-- begin TEXT PROVIDED --

Scale your Cluster

Scale Hydrolix services with Kubernetes

Overview

Scale a component's resources or replica count in the scale section of your hydrolixcluster.yaml file.

Hydrolix supports both stateful and stateless components, and scaling these requires different considerations.

Use the pre-made Hydrolix scale profiles that work for various throughput levels. For example, scale_profile: prod provides components scaled for a typical 1-4 TB/daily workload.

Override a component’s scale profile by setting the scale field in hydrolixcluster.yaml.

Deprecation notice

The stream-head and stream-peer services are deprecated, and were replaced with intake-head.

Stateful components

These components have a data_storage scale key:

ServiceDescription
postgresCore
prometheusReporting and Control
rabbitmqRabbitMQ
redpandaRedpanda
zookeeperCore

Stateless components

These components all have cpu, memory and storage scale keys along with replicas:

ServiceDescriptionServiceDescription
alter-peerAlter Jobsquery-headQuery
batch-headIngestquery-peerQuery
batch-peerIngestreaperData Lifecycle
decayData Lifecyclestream-headIngest
intake-apiIngeststream-peerIngest
kafka-peerIngestturbine-apiQuery
keycloakCoretraefikCore
merge-headMergeversionCore
merge-peerMergezookeeperCore

Configure scaling

Edit the hydrolixcluster.yaml file to add or override component scale profiles.

kubectl edit hydrolixcluster --namespace="$HDX_KUBERNETES_NAMESPACE"

🚧

Stateful Persistent Volume changes

Persistent volume storage can only be increased, not decreased.

Scale pod settings

Use these settings to set the resource values of a pod:

ValueDescriptionExample
cpuAmount of CPU to use for the pod/containercpu: 2
cpu: 2.5
memoryAmount of RAM to use for the pod/containermemory: 500Gi
storageAmount of ephemeral storage to be used: note this type of storage is not statefulstorage: 10Gi
data_storageTo scale the PVC for pods that support it, use the data_storage keydata_storage: 1TB

When specified, usually sets both request and limit for the specified resource (memory, CPU, storage, data_storage). Use overcommit or limit_cpu tunables for more flexibility. See HTN tunables for more information.

Configure single pods

Modify single pod settings in the hydrolixcluster.yaml file.

-- end TEXT PROVIDED --
-- begin INFORMATION PROVIDED --

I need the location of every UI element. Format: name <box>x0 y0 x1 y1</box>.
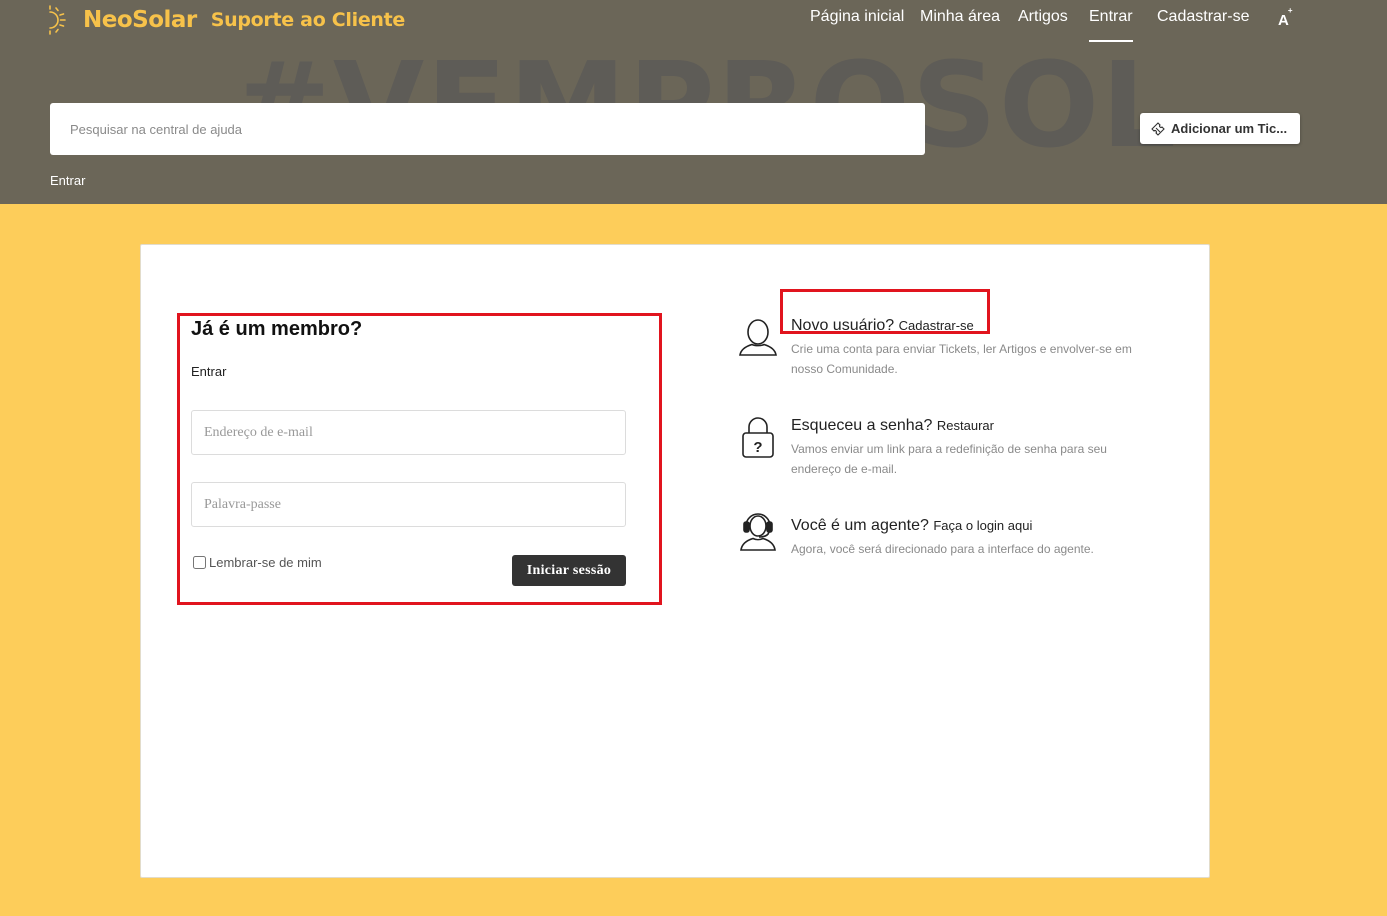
header: #VEMPROSOL NeoSolar Suporte ao Cliente P… <box>0 0 1387 204</box>
new-user-description: Crie uma conta para enviar Tickets, ler … <box>791 342 1132 376</box>
nav-articles[interactable]: Artigos <box>1018 8 1068 26</box>
forgot-password-question: Esqueceu a senha? <box>791 417 933 434</box>
agent-title: Você é um agente? Faça o login aqui <box>791 517 1032 535</box>
login-card: Já é um membro? Entrar Lembrar-se de mim… <box>140 244 1210 878</box>
agent-description: Agora, você será direcionado para a inte… <box>791 542 1094 556</box>
headset-icon <box>740 513 776 551</box>
add-ticket-label: Adicionar um Tic... <box>1171 121 1288 136</box>
svg-text:?: ? <box>753 439 762 456</box>
brand-subtitle: Suporte ao Cliente <box>210 8 406 31</box>
restore-link[interactable]: Restaurar <box>937 418 994 433</box>
nav-signup[interactable]: Cadastrar-se <box>1157 8 1249 26</box>
email-field[interactable] <box>191 410 626 455</box>
remember-me[interactable]: Lembrar-se de mim <box>193 555 322 570</box>
nav-my-area[interactable]: Minha área <box>920 8 1000 26</box>
lock-icon: ? <box>742 417 774 458</box>
brand-logo[interactable]: NeoSolar Suporte ao Cliente <box>48 2 405 38</box>
login-subtitle: Entrar <box>191 364 227 379</box>
remember-me-checkbox[interactable] <box>193 556 206 569</box>
password-field[interactable] <box>191 482 626 527</box>
remember-me-label: Lembrar-se de mim <box>209 555 322 570</box>
agent-question: Você é um agente? <box>791 517 929 534</box>
add-ticket-button[interactable]: Adicionar um Tic... <box>1140 113 1300 144</box>
forgot-password-title: Esqueceu a senha? Restaurar <box>791 417 994 435</box>
user-icon <box>739 319 777 356</box>
forgot-password-description: Vamos enviar um link para a redefinição … <box>791 442 1107 476</box>
text-size-icon[interactable]: A+ <box>1278 6 1296 29</box>
breadcrumb: Entrar <box>50 173 86 188</box>
nav-home[interactable]: Página inicial <box>810 8 904 26</box>
search-input[interactable] <box>50 103 925 155</box>
agent-login-link[interactable]: Faça o login aqui <box>933 518 1032 533</box>
ticket-icon <box>1151 121 1165 136</box>
signup-highlight-box <box>780 289 990 334</box>
login-title: Já é um membro? <box>191 318 363 340</box>
nav-login[interactable]: Entrar <box>1089 8 1133 42</box>
brand-name: NeoSolar <box>83 6 197 33</box>
login-button[interactable]: Iniciar sessão <box>512 555 626 586</box>
sun-logo-icon <box>49 5 66 35</box>
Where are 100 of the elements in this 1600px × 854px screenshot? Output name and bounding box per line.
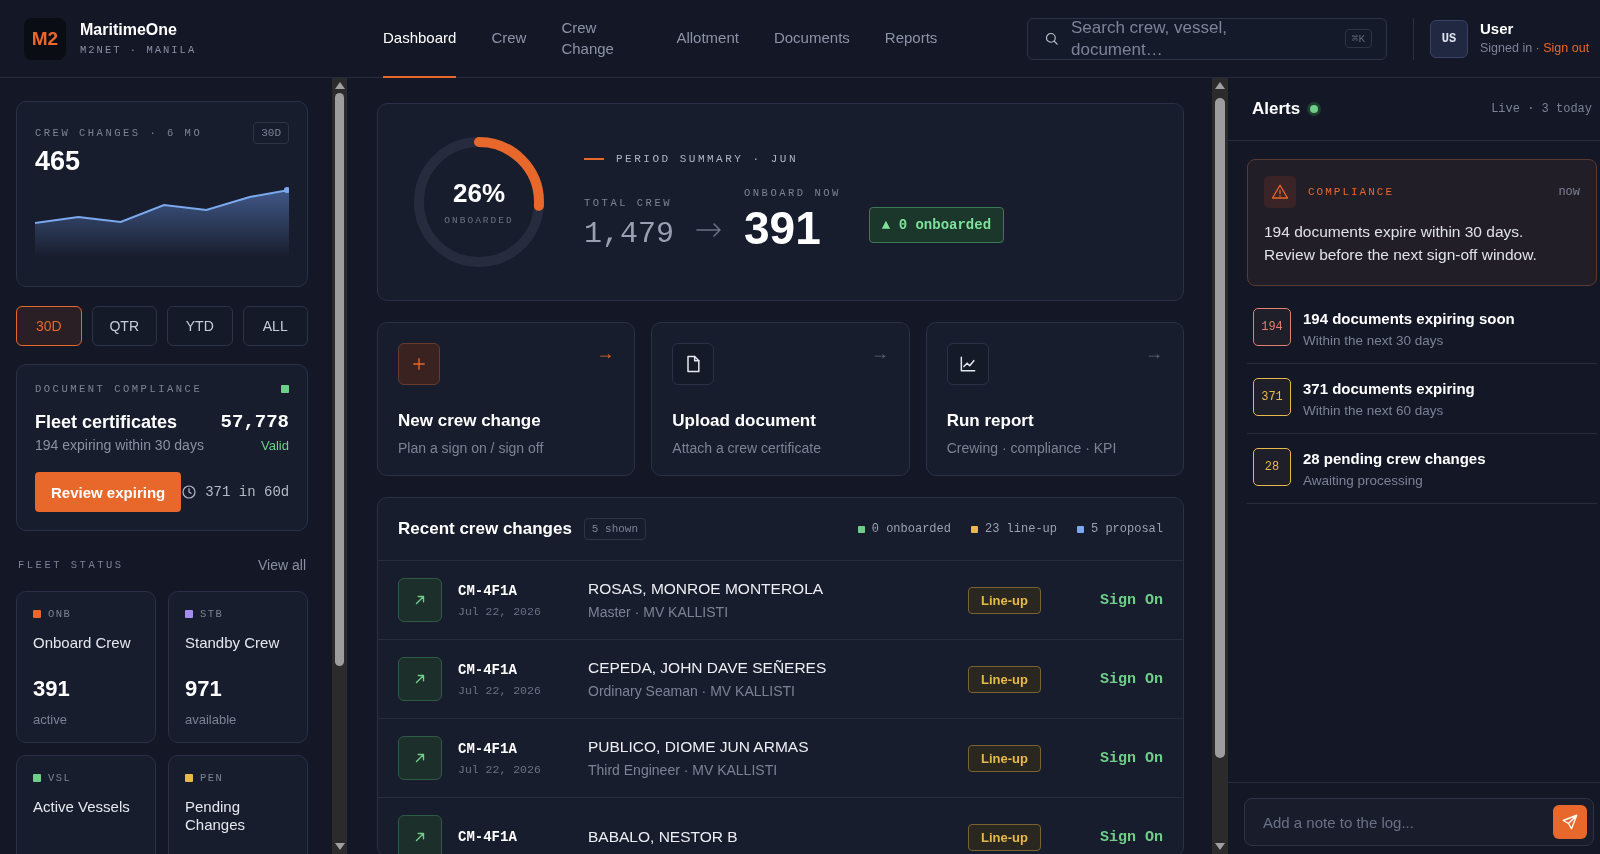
alert-message: 194 documents expire within 30 days. Review before the next sign-off window. xyxy=(1264,222,1538,266)
status-code: ONB xyxy=(48,608,72,620)
arrow-up-right-icon xyxy=(413,672,427,686)
onboard-value: 391 xyxy=(744,205,822,251)
scroll-thumb[interactable] xyxy=(1215,98,1225,758)
change-date: Jul 22, 2026 xyxy=(458,604,542,618)
change-id: CM-4F1A xyxy=(458,829,518,845)
alert-title: 194 documents expiring soon xyxy=(1303,309,1515,327)
search-field[interactable]: Search crew, vessel, document… xyxy=(1071,16,1271,61)
crew-change-row[interactable]: CM-4F1A Jul 22, 2026 ROSAS, MONROE MONTEROLA Master · MV KALLISTI Line-up Sign On xyxy=(378,561,1183,640)
crew-name: BABALO, NESTOR B xyxy=(588,828,738,846)
user-name: User xyxy=(1480,19,1515,37)
arrow-up-right-icon xyxy=(413,751,427,765)
card-title: CREW CHANGES · 6 MO xyxy=(35,127,203,139)
action-card[interactable]: → Run report Crewing · compliance · KPI xyxy=(925,322,1184,476)
stat-label: ONBOARD NOW xyxy=(744,187,841,199)
clock-icon xyxy=(181,484,198,500)
crew-changes-value: 465 xyxy=(35,146,82,177)
sign-on-action[interactable]: Sign On xyxy=(1041,591,1163,609)
expiring-note: 194 expiring within 30 days xyxy=(35,437,204,453)
period-button[interactable]: QTR xyxy=(91,306,157,346)
status-value: 971 xyxy=(185,676,223,702)
status-name: Pending Changes xyxy=(185,798,247,834)
action-title: Run report xyxy=(946,411,1035,431)
scroll-up-icon[interactable] xyxy=(1215,82,1225,89)
alert-item[interactable]: 371 371 documents expiring Within the next 60 days xyxy=(1247,363,1597,434)
alert-category: COMPLIANCE xyxy=(1308,186,1394,198)
status-name: Active Vessels xyxy=(33,798,131,816)
card-title: Recent crew changes xyxy=(398,519,572,539)
period-button[interactable]: ALL xyxy=(242,306,308,346)
nav-tab[interactable]: Crew xyxy=(491,0,527,78)
legend-label: 23 line-up xyxy=(984,522,1057,536)
crew-name: CEPEDA, JOHN DAVE SEÑERES xyxy=(588,659,827,677)
delta-badge: ▲ 0 onboarded xyxy=(868,207,1005,243)
note-field[interactable]: Add a note to the log... xyxy=(1261,812,1553,832)
nav-tab[interactable]: Documents xyxy=(773,0,850,78)
alert-subtitle: Within the next 30 days xyxy=(1303,332,1445,348)
period-button[interactable]: YTD xyxy=(167,306,233,346)
arrow-text: → xyxy=(870,343,889,364)
shortcut-hint: ⌘K xyxy=(1344,29,1372,48)
card-title: DOCUMENT COMPLIANCE xyxy=(35,383,203,395)
card-heading: Fleet certificates xyxy=(35,411,178,433)
count-badge: 371 xyxy=(1253,377,1291,416)
alert-item[interactable]: 28 28 pending crew changes Awaiting processing xyxy=(1247,433,1597,504)
alert-title: 28 pending crew changes xyxy=(1303,449,1486,467)
view-all-link[interactable]: View all xyxy=(258,557,306,573)
status-note: available xyxy=(185,712,238,727)
legend-label: 0 onboarded xyxy=(871,522,951,536)
crew-change-row[interactable]: CM-4F1A Jul 22, 2026 CEPEDA, JOHN DAVE SEÑERES Ordinary Seaman · MV KALLISTI Line-up Sign On xyxy=(378,640,1183,719)
sign-on-action[interactable]: Sign On xyxy=(1041,670,1163,688)
alert-subtitle: Awaiting processing xyxy=(1303,472,1424,488)
nav-tab[interactable]: Reports xyxy=(884,0,938,78)
arrow-up-right-icon xyxy=(413,593,427,607)
sign-out-link[interactable]: Sign out xyxy=(1543,40,1590,55)
sign-on-action[interactable]: Sign On xyxy=(1041,749,1163,767)
panel-title: Alerts xyxy=(1252,99,1301,119)
scroll-thumb[interactable] xyxy=(335,93,344,666)
arrow-right-icon xyxy=(696,223,722,237)
percent-label: ONBOARDED xyxy=(444,215,514,226)
status-code: VSL xyxy=(48,772,72,784)
action-card[interactable]: → Upload document Attach a crew certificate xyxy=(651,322,910,476)
alert-item[interactable]: 194 194 documents expiring soon Within the next 30 days xyxy=(1247,293,1597,364)
nav-tab[interactable]: Allotment xyxy=(676,0,739,78)
change-id: CM-4F1A xyxy=(458,661,518,678)
status-value: 391 xyxy=(33,676,71,702)
action-subtitle: Crewing · compliance · KPI xyxy=(946,440,1118,456)
period-button[interactable]: 30D xyxy=(16,306,82,346)
action-card[interactable]: → New crew change Plan a sign on / sign off xyxy=(377,322,636,476)
arrow-text: → xyxy=(596,343,615,364)
status-badge: Line-up xyxy=(968,665,1041,693)
note-box[interactable]: Add a note to the log... xyxy=(1244,798,1594,846)
nav-tab[interactable]: Dashboard xyxy=(383,0,457,78)
user-avatar: US xyxy=(1430,19,1468,58)
scroll-down-icon[interactable] xyxy=(1215,843,1225,850)
status-code: PEN xyxy=(200,772,224,784)
alerts-meta: Live · 3 today xyxy=(1491,102,1592,116)
change-date: Jul 22, 2026 xyxy=(458,683,542,697)
app-logo: M2 xyxy=(24,17,66,60)
alert-subtitle: Within the next 60 days xyxy=(1303,402,1445,418)
status-name: Onboard Crew xyxy=(33,634,132,652)
status-note: active xyxy=(33,712,68,727)
sign-on-action[interactable]: Sign On xyxy=(1041,828,1163,846)
crew-change-row[interactable]: CM-4F1A BABALO, NESTOR B Line-up Sign On xyxy=(378,798,1183,854)
crew-role: Master · MV KALLISTI xyxy=(588,604,730,620)
change-id: CM-4F1A xyxy=(458,740,518,757)
nav-tab[interactable]: Crew Change xyxy=(561,0,642,78)
alert-title: 371 documents expiring xyxy=(1303,379,1475,397)
scroll-down-icon[interactable] xyxy=(335,843,345,850)
section-title: FLEET STATUS xyxy=(18,559,124,571)
change-date: Jul 22, 2026 xyxy=(458,762,542,776)
summary-title: PERIOD SUMMARY · JUN xyxy=(616,153,799,165)
alert-time: now xyxy=(1558,185,1580,199)
crew-name: ROSAS, MONROE MONTEROLA xyxy=(588,580,824,598)
send-button[interactable] xyxy=(1553,805,1587,839)
action-title: Upload document xyxy=(672,411,817,431)
count-badge: 5 shown xyxy=(583,518,647,540)
crew-change-row[interactable]: CM-4F1A Jul 22, 2026 PUBLICO, DIOME JUN ARMAS Third Engineer · MV KALLISTI Line-up Sign On xyxy=(378,719,1183,798)
status-badge: Line-up xyxy=(968,823,1041,851)
percent-value: 26% xyxy=(452,178,505,209)
stat-label: TOTAL CREW xyxy=(584,197,673,209)
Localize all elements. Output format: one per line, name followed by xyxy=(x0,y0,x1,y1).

-- end INFORMATION PROVIDED --

### SET PROBLEM 1
Copy word for word everything in the Hydrolix scaling page from "Scale your Cluster" down to "field in hydrolixcluster.yaml.".
### SET PROBLEM 2
Answer these questions using the Hydrolix scaling page:
(a) Which scale profile provides components scaled for a typical 1-4 TB/daily workload?
(b) Which service replaced the deprecated stream-head and stream-peer services?
(c) In which direction can persistent volume storage be changed?

### EXPECTED ANSWER 1
Scale your Cluster

Scale Hydrolix services with Kubernetes

Overview

Scale a component's resources or replica count in the scale section of your hydrolixcluster.yaml file.

Hydrolix supports both stateful and stateless components, and scaling these requires different considerations.

Use the pre-made Hydrolix scale profiles that work for various throughput levels. For example, scale_profile: prod provides components scaled for a typical 1-4 TB/daily workload.

Override a component’s scale profile by setting the scale field in hydrolixcluster.yaml.

### EXPECTED ANSWER 2
(a) scale_profile: prod
(b) intake-head
(c) It can only be increased, not decreased.